WHAT TO PRODUCE →
How many lines in the entries below include the string "Epochs"? Answer with the number only.

STORED RECORDS →
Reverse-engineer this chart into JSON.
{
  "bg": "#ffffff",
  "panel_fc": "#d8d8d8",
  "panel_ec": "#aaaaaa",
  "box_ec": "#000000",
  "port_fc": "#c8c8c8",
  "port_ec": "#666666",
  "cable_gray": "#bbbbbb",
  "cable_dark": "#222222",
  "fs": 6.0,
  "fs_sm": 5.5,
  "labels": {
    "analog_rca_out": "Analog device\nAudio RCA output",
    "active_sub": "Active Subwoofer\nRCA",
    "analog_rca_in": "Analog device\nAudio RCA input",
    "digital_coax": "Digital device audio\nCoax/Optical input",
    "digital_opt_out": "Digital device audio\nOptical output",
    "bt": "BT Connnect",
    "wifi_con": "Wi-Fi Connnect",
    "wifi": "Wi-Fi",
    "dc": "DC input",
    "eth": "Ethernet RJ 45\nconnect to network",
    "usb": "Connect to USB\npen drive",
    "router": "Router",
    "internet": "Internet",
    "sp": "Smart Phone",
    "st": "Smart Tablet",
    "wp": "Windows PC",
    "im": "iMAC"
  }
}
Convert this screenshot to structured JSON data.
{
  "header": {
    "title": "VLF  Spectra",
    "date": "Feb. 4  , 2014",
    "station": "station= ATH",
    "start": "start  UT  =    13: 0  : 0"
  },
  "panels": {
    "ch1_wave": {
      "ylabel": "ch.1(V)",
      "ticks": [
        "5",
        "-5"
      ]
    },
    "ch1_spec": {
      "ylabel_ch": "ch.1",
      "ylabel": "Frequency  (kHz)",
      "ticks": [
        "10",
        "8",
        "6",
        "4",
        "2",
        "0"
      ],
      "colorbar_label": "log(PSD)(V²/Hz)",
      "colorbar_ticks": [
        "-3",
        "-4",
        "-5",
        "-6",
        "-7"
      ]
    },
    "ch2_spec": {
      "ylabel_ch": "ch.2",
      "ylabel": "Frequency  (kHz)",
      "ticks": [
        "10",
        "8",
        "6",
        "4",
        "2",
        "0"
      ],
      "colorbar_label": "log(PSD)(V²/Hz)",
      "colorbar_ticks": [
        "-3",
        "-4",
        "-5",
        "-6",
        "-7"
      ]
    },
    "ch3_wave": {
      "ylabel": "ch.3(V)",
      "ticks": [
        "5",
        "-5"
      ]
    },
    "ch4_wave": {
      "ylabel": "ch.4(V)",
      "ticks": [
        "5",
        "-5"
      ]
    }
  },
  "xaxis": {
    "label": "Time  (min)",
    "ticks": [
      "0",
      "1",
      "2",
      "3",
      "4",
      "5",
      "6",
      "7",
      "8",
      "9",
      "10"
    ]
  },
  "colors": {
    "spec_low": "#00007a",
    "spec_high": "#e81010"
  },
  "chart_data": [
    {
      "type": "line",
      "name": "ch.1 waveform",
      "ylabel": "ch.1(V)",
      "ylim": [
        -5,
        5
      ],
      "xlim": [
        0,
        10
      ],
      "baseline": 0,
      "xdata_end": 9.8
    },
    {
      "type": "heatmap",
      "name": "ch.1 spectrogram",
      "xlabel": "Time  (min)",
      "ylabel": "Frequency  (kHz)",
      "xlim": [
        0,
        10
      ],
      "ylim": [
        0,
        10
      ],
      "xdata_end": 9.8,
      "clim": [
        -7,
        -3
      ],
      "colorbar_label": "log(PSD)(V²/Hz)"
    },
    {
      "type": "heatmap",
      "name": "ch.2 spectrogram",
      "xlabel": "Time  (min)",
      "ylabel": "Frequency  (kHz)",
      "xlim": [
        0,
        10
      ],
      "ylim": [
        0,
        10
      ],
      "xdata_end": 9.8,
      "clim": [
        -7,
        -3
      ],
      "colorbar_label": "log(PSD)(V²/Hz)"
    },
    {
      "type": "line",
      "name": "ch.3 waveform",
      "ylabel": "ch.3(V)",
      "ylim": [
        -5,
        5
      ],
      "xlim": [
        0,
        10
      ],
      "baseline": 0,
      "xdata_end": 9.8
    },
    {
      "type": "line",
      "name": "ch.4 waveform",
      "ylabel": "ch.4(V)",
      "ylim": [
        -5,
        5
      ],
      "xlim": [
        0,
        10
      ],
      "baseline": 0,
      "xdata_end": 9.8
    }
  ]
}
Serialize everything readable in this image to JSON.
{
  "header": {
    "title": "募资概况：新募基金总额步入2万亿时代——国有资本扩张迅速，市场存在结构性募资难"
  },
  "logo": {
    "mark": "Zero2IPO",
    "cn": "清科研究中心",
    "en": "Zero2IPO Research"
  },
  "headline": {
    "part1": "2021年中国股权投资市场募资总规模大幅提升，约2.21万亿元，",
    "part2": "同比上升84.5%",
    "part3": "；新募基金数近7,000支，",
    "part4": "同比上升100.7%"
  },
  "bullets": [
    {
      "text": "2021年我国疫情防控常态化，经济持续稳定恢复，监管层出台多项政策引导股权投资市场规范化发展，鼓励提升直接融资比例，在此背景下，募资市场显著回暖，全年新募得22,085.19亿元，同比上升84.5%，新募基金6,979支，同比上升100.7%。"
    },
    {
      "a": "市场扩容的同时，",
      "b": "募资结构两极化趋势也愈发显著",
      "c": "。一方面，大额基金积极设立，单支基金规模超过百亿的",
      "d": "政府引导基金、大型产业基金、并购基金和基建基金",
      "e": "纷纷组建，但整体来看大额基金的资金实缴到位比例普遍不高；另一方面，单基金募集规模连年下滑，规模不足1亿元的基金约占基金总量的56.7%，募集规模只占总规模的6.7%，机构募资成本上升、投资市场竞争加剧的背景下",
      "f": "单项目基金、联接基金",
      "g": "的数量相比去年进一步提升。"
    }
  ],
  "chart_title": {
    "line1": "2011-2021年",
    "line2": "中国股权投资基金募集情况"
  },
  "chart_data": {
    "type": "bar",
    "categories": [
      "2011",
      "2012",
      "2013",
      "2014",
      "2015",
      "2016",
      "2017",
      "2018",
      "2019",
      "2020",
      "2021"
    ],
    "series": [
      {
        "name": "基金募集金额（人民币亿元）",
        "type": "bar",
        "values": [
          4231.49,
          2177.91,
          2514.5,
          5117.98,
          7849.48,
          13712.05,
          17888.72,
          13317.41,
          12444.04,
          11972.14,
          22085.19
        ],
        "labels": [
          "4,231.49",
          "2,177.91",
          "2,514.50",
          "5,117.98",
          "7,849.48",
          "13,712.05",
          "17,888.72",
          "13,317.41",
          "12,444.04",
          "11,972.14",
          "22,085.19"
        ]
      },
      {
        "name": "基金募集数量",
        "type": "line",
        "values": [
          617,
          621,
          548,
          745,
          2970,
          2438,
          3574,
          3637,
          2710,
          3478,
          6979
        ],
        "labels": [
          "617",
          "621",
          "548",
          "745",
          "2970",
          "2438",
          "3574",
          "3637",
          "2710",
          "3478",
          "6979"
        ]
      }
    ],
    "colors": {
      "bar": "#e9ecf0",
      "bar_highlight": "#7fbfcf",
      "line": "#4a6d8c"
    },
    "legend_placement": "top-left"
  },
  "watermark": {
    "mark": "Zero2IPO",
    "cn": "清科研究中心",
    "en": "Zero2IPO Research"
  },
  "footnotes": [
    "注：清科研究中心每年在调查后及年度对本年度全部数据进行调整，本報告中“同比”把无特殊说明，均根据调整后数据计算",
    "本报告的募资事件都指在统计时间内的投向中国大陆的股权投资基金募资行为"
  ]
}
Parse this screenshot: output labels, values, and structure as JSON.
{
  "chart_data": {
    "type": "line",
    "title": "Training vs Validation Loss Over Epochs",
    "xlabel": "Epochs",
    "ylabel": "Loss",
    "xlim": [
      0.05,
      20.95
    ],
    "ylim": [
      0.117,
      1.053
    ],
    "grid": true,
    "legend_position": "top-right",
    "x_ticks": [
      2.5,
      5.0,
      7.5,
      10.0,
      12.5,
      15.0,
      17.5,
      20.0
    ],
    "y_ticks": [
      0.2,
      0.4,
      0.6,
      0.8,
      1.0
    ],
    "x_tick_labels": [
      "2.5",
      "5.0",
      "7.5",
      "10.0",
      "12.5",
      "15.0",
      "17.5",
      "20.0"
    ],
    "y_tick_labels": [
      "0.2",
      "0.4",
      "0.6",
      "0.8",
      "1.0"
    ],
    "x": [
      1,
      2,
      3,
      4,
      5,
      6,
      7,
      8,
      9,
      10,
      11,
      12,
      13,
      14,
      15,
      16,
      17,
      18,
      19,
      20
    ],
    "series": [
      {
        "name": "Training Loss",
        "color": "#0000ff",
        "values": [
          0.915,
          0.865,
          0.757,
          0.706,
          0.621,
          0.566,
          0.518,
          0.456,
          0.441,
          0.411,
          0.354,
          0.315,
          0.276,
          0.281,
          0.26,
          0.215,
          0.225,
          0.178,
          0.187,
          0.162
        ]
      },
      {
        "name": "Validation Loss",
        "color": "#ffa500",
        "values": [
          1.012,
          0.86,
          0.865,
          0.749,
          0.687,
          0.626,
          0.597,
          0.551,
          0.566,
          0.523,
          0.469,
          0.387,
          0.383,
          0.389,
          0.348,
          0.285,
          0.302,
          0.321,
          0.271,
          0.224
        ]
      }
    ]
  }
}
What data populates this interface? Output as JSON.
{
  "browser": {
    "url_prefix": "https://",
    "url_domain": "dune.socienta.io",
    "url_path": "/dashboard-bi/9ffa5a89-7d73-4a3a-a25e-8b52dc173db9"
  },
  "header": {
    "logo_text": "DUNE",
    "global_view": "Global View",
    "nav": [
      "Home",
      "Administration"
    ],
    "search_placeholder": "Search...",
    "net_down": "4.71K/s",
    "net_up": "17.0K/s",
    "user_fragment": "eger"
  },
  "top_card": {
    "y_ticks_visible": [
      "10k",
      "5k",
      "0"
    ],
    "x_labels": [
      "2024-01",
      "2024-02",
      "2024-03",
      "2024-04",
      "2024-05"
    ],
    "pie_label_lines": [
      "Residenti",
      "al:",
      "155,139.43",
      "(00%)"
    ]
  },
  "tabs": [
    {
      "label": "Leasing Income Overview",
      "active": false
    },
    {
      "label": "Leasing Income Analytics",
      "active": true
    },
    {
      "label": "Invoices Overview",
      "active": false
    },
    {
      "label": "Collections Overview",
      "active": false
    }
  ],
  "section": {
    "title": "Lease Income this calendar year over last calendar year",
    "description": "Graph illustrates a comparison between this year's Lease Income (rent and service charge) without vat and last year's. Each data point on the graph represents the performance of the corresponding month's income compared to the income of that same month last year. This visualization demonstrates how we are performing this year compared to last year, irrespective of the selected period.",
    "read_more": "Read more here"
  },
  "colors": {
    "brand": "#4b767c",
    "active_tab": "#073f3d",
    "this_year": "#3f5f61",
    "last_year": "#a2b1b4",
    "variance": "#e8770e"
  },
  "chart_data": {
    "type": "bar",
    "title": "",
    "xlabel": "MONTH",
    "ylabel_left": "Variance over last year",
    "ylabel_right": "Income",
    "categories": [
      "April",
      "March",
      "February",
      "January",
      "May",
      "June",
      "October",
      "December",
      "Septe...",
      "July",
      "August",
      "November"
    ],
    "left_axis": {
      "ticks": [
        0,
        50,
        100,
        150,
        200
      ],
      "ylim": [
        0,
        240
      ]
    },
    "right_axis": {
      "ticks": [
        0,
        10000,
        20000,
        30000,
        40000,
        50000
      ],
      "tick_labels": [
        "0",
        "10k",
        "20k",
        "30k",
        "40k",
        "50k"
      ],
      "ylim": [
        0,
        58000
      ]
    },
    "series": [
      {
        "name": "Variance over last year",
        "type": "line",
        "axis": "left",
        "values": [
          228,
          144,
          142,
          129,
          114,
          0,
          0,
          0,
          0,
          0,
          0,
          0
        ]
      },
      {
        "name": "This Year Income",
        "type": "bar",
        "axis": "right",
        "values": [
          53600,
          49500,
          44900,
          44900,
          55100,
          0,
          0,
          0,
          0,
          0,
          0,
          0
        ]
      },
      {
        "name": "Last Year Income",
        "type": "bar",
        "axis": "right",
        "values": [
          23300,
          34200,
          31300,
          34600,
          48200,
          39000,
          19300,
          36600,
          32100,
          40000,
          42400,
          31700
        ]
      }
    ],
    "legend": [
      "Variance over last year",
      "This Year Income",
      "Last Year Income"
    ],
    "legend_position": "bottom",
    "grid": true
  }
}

FULL ANSWER →
2